YOUR TASK: Identify each line holding the string "Code" and copy it.

EXCERPTED RECORDS:

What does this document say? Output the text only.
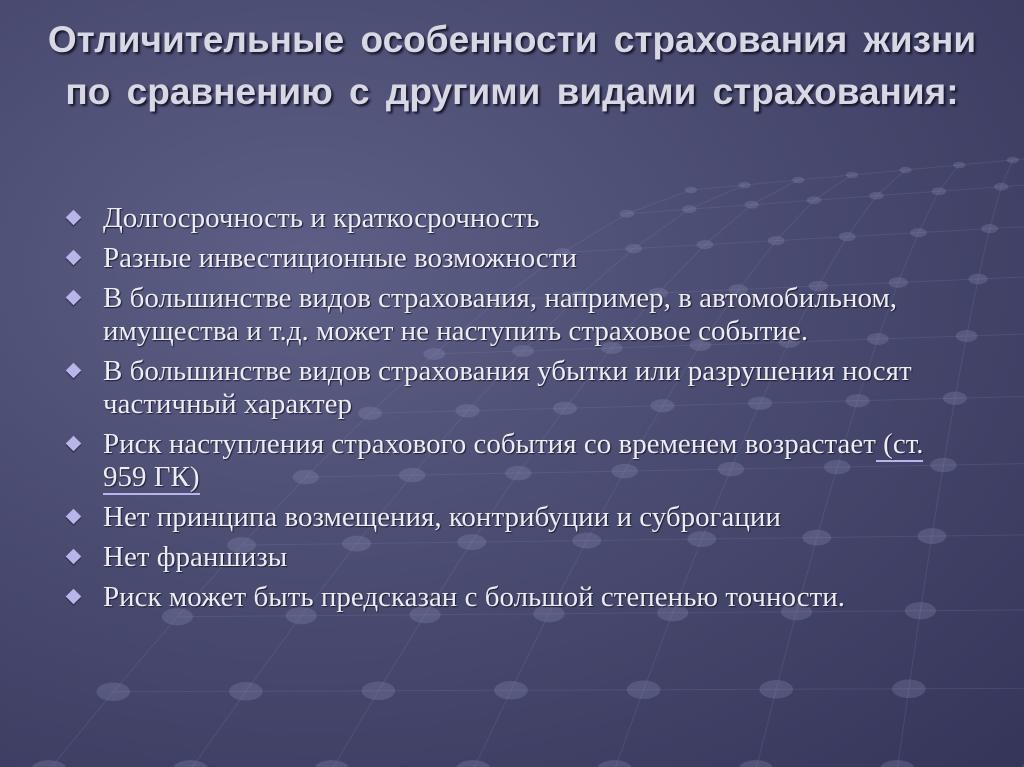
Отличительные особенности страхования жизни по сравнению с другими видами страхования:
Долгосрочность и краткосрочность
Разные инвестиционные возможности
В большинстве видов страхования, например, в автомобильном, имущества и т.д. может не наступить страховое событие.
В большинстве видов страхования убытки или разрушения носят частичный характер
Риск наступления страхового события со временем возрастает (ст. 959 ГК)
Нет принципа возмещения, контрибуции и суброгации
Нет франшизы
Риск может быть предсказан с большой степенью точности.
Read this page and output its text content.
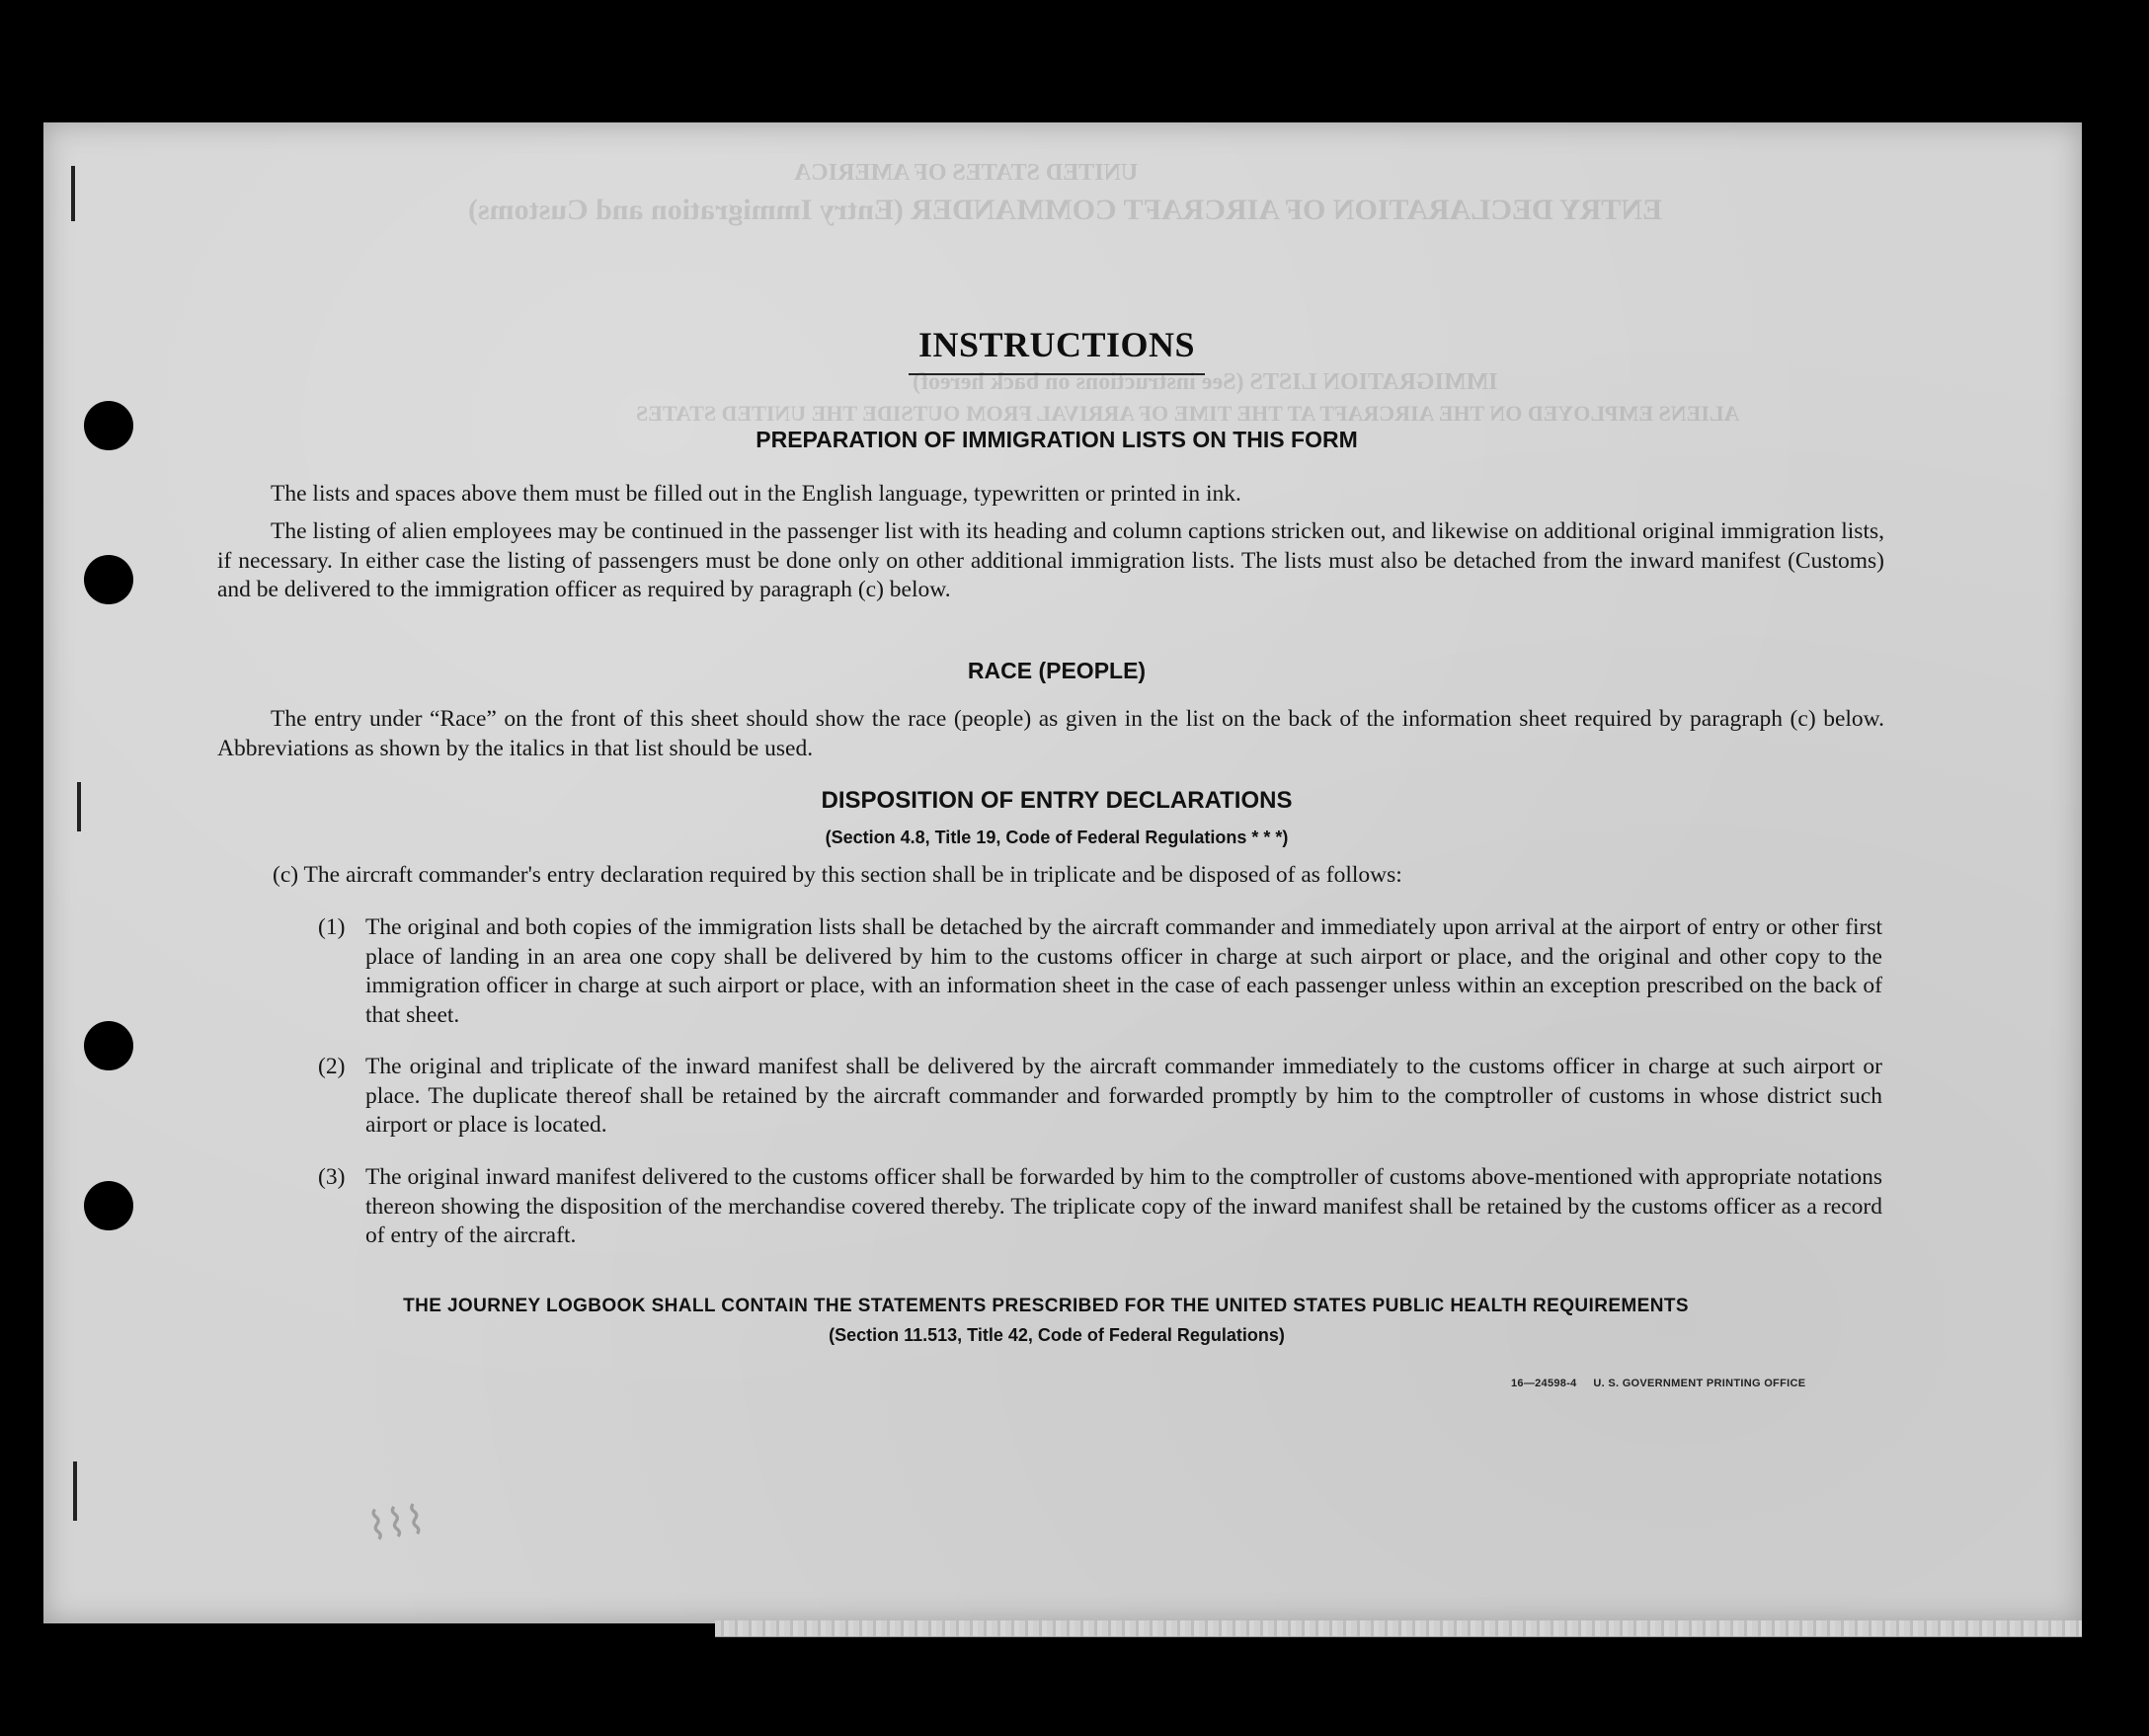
UNITED STATES OF AMERICA
ENTRY DECLARATION OF AIRCRAFT COMMANDER (Entry Immigration and Customs)
IMMIGRATION LISTS (See instructions on back hereof)
ALIENS EMPLOYED ON THE AIRCRAFT AT THE TIME OF ARRIVAL FROM OUTSIDE THE UNITED STATES
INSTRUCTIONS
PREPARATION OF IMMIGRATION LISTS ON THIS FORM
The lists and spaces above them must be filled out in the English language, typewritten or printed in ink.
The listing of alien employees may be continued in the passenger list with its heading and column captions stricken out, and likewise on additional original immigration lists, if necessary. In either case the listing of passengers must be done only on other additional immigration lists. The lists must also be detached from the inward manifest (Customs) and be delivered to the immigration officer as required by paragraph (c) below.
RACE (PEOPLE)
The entry under “Race” on the front of this sheet should show the race (people) as given in the list on the back of the information sheet required by paragraph (c) below. Abbreviations as shown by the italics in that list should be used.
DISPOSITION OF ENTRY DECLARATIONS
(Section 4.8, Title 19, Code of Federal Regulations * * *)
(c) The aircraft commander's entry declaration required by this section shall be in triplicate and be disposed of as follows:
(1) The original and both copies of the immigration lists shall be detached by the aircraft commander and immediately upon arrival at the airport of entry or other first place of landing in an area one copy shall be delivered by him to the customs officer in charge at such airport or place, and the original and other copy to the immigration officer in charge at such airport or place, with an information sheet in the case of each passenger unless within an exception prescribed on the back of that sheet.
(2) The original and triplicate of the inward manifest shall be delivered by the aircraft commander immediately to the customs officer in charge at such airport or place. The duplicate thereof shall be retained by the aircraft commander and forwarded promptly by him to the comptroller of customs in whose district such airport or place is located.
(3) The original inward manifest delivered to the customs officer shall be forwarded by him to the comptroller of customs above-mentioned with appropriate notations thereon showing the disposition of the merchandise covered thereby. The triplicate copy of the inward manifest shall be retained by the customs officer as a record of entry of the aircraft.
THE JOURNEY LOGBOOK SHALL CONTAIN THE STATEMENTS PRESCRIBED FOR THE UNITED STATES PUBLIC HEALTH REQUIREMENTS
(Section 11.513, Title 42, Code of Federal Regulations)
16—24598-4     U. S. GOVERNMENT PRINTING OFFICE
⌇⌇⌇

EXERCISE OUTPUT:
(Section 4.8, Title 19, Code of Federal Regulations * * *)
(Section 11.513, Title 42, Code of Federal Regulations)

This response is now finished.